Write every record out again exactly, and keep images out of it.

-- Start Information shown --

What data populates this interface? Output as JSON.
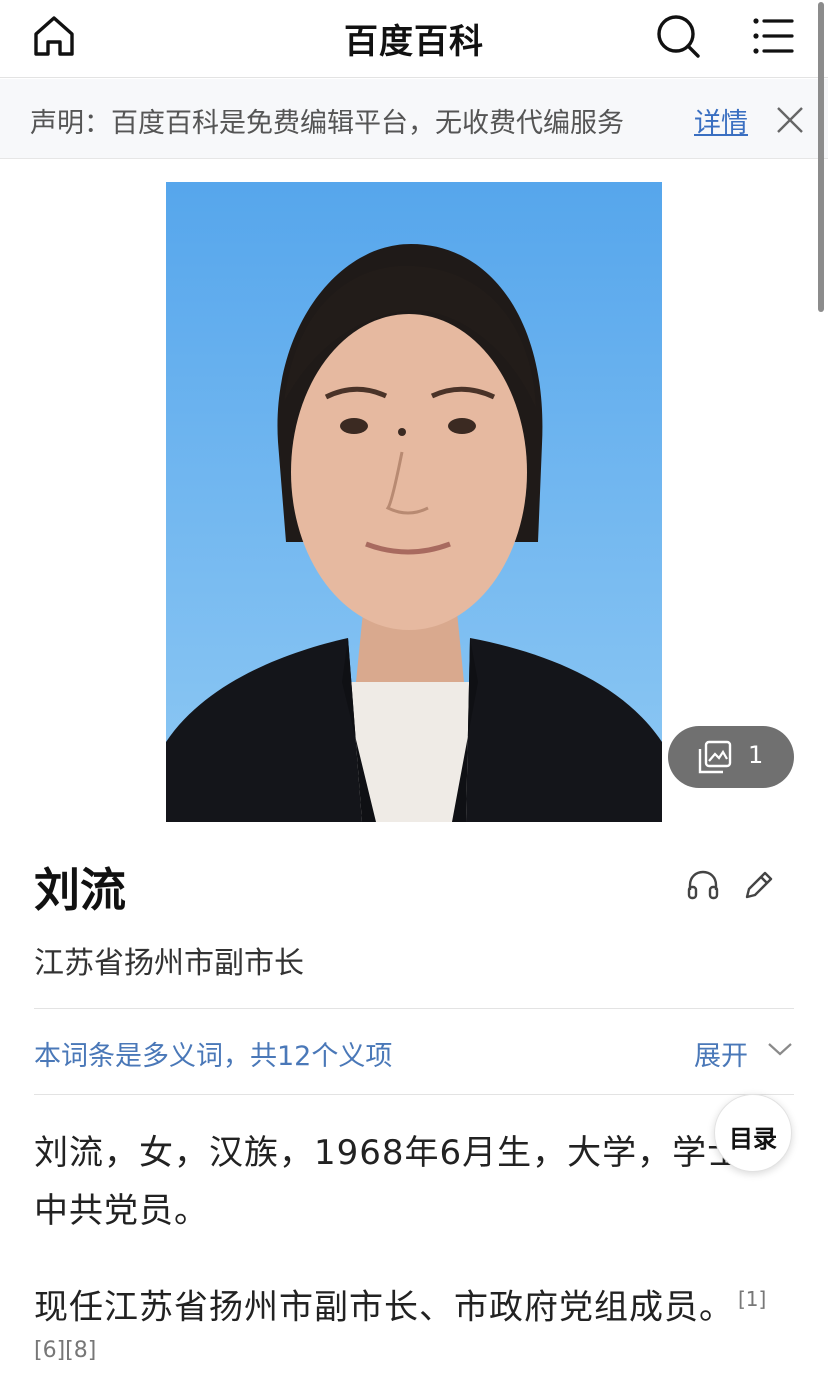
{
  "header": {
    "title": "百度百科",
    "home_icon": "home-icon",
    "search_icon": "search-icon",
    "menu_icon": "menu-icon"
  },
  "notice": {
    "text": "声明：百度百科是免费编辑平台，无收费代编服务",
    "link": "详情",
    "close_icon": "close-icon"
  },
  "photo": {
    "album_count": "1",
    "album_icon": "gallery-icon"
  },
  "entry": {
    "title": "刘流",
    "subtitle": "江苏省扬州市副市长",
    "listen_icon": "headphones-icon",
    "edit_icon": "pencil-icon"
  },
  "polysemy": {
    "text": "本词条是多义词，共12个义项",
    "expand_label": "展开"
  },
  "content": {
    "para1": "刘流，女，汉族，1968年6月生，大学，学士，中共党员。",
    "para2": "现任江苏省扬州市副市长、市政府党组成员。",
    "para2_ref": "[1]",
    "para2_refs_more": "[6][8]"
  },
  "toc": {
    "label": "目录"
  },
  "colors": {
    "link": "#3a6fc1",
    "poly": "#4a78b8",
    "photo_bg": "#5aa9ea"
  }
}
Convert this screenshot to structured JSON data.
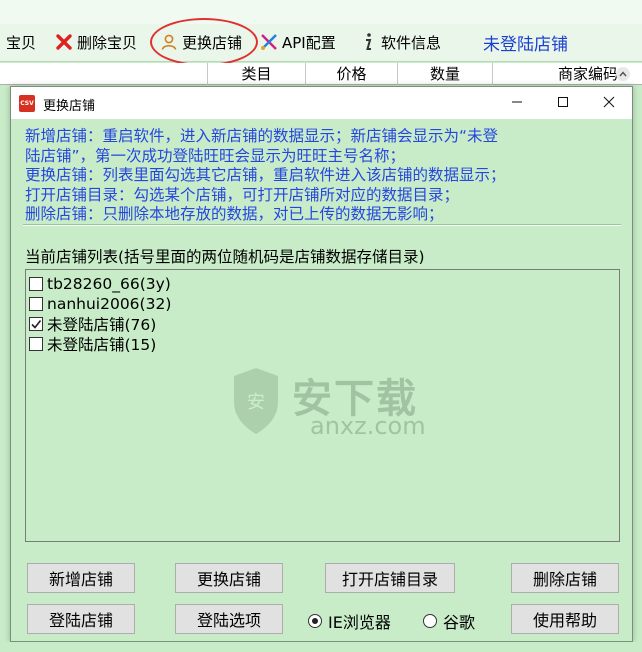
{
  "toolbar": {
    "partial_item_label": "宝贝",
    "delete_item_label": "删除宝贝",
    "change_store_label": "更换店铺",
    "api_config_label": "API配置",
    "software_info_label": "软件信息",
    "login_status": "未登陆店铺",
    "login_status_color": "#1a40d0",
    "highlight_color": "#e03030"
  },
  "grid": {
    "columns": [
      "类目",
      "价格",
      "数量",
      "商家编码"
    ]
  },
  "dialog": {
    "title": "更换店铺",
    "title_icon_text": "CSV",
    "info_lines": [
      "新增店铺：重启软件，进入新店铺的数据显示；新店铺会显示为“未登",
      "陆店铺”，第一次成功登陆旺旺会显示为旺旺主号名称；",
      "更换店铺：列表里面勾选其它店铺，重启软件进入该店铺的数据显示；",
      "打开店铺目录：勾选某个店铺，可打开店铺所对应的数据目录；",
      "删除店铺：只删除本地存放的数据，对已上传的数据无影响；"
    ],
    "info_color": "#2646e0",
    "list_caption": "当前店铺列表(括号里面的两位随机码是店铺数据存储目录)",
    "stores": [
      {
        "label": "tb28260_66(3y)",
        "checked": false
      },
      {
        "label": "nanhui2006(32)",
        "checked": false
      },
      {
        "label": "未登陆店铺(76)",
        "checked": true
      },
      {
        "label": "未登陆店铺(15)",
        "checked": false
      }
    ],
    "watermark": {
      "brand": "安下载",
      "domain": "anxz.com"
    },
    "buttons": {
      "add_store": "新增店铺",
      "change_store": "更换店铺",
      "open_store_dir": "打开店铺目录",
      "delete_store": "删除店铺",
      "login_store": "登陆店铺",
      "login_options": "登陆选项",
      "help": "使用帮助"
    },
    "browser_options": [
      {
        "label": "IE浏览器",
        "selected": true
      },
      {
        "label": "谷歌",
        "selected": false
      }
    ]
  },
  "colors": {
    "background": "#c8ecc8",
    "titlebar": "#ffffff"
  }
}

-- End Information shown --

* Exercise output:
What data populates this interface? Output as JSON.
{
  "header": {
    "title": "百度百科",
    "home_icon": "home-icon",
    "search_icon": "search-icon",
    "menu_icon": "menu-icon"
  },
  "notice": {
    "text": "声明：百度百科是免费编辑平台，无收费代编服务",
    "link": "详情",
    "close_icon": "close-icon"
  },
  "photo": {
    "album_count": "1",
    "album_icon": "gallery-icon"
  },
  "entry": {
    "title": "刘流",
    "subtitle": "江苏省扬州市副市长",
    "listen_icon": "headphones-icon",
    "edit_icon": "pencil-icon"
  },
  "polysemy": {
    "text": "本词条是多义词，共12个义项",
    "expand_label": "展开"
  },
  "content": {
    "para1": "刘流，女，汉族，1968年6月生，大学，学士，中共党员。",
    "para2": "现任江苏省扬州市副市长、市政府党组成员。",
    "para2_ref": "[1]",
    "para2_refs_more": "[6][8]"
  },
  "toc": {
    "label": "目录"
  },
  "colors": {
    "link": "#3a6fc1",
    "poly": "#4a78b8",
    "photo_bg": "#5aa9ea"
  }
}
Convert this screenshot to structured JSON data.
{
  "toolbar": {
    "partial_item_label": "宝贝",
    "delete_item_label": "删除宝贝",
    "change_store_label": "更换店铺",
    "api_config_label": "API配置",
    "software_info_label": "软件信息",
    "login_status": "未登陆店铺",
    "login_status_color": "#1a40d0",
    "highlight_color": "#e03030"
  },
  "grid": {
    "columns": [
      "类目",
      "价格",
      "数量",
      "商家编码"
    ]
  },
  "dialog": {
    "title": "更换店铺",
    "title_icon_text": "CSV",
    "info_lines": [
      "新增店铺：重启软件，进入新店铺的数据显示；新店铺会显示为“未登",
      "陆店铺”，第一次成功登陆旺旺会显示为旺旺主号名称；",
      "更换店铺：列表里面勾选其它店铺，重启软件进入该店铺的数据显示；",
      "打开店铺目录：勾选某个店铺，可打开店铺所对应的数据目录；",
      "删除店铺：只删除本地存放的数据，对已上传的数据无影响；"
    ],
    "info_color": "#2646e0",
    "list_caption": "当前店铺列表(括号里面的两位随机码是店铺数据存储目录)",
    "stores": [
      {
        "label": "tb28260_66(3y)",
        "checked": false
      },
      {
        "label": "nanhui2006(32)",
        "checked": false
      },
      {
        "label": "未登陆店铺(76)",
        "checked": true
      },
      {
        "label": "未登陆店铺(15)",
        "checked": false
      }
    ],
    "watermark": {
      "brand": "安下载",
      "domain": "anxz.com"
    },
    "buttons": {
      "add_store": "新增店铺",
      "change_store": "更换店铺",
      "open_store_dir": "打开店铺目录",
      "delete_store": "删除店铺",
      "login_store": "登陆店铺",
      "login_options": "登陆选项",
      "help": "使用帮助"
    },
    "browser_options": [
      {
        "label": "IE浏览器",
        "selected": true
      },
      {
        "label": "谷歌",
        "selected": false
      }
    ]
  },
  "colors": {
    "background": "#c8ecc8",
    "titlebar": "#ffffff"
  }
}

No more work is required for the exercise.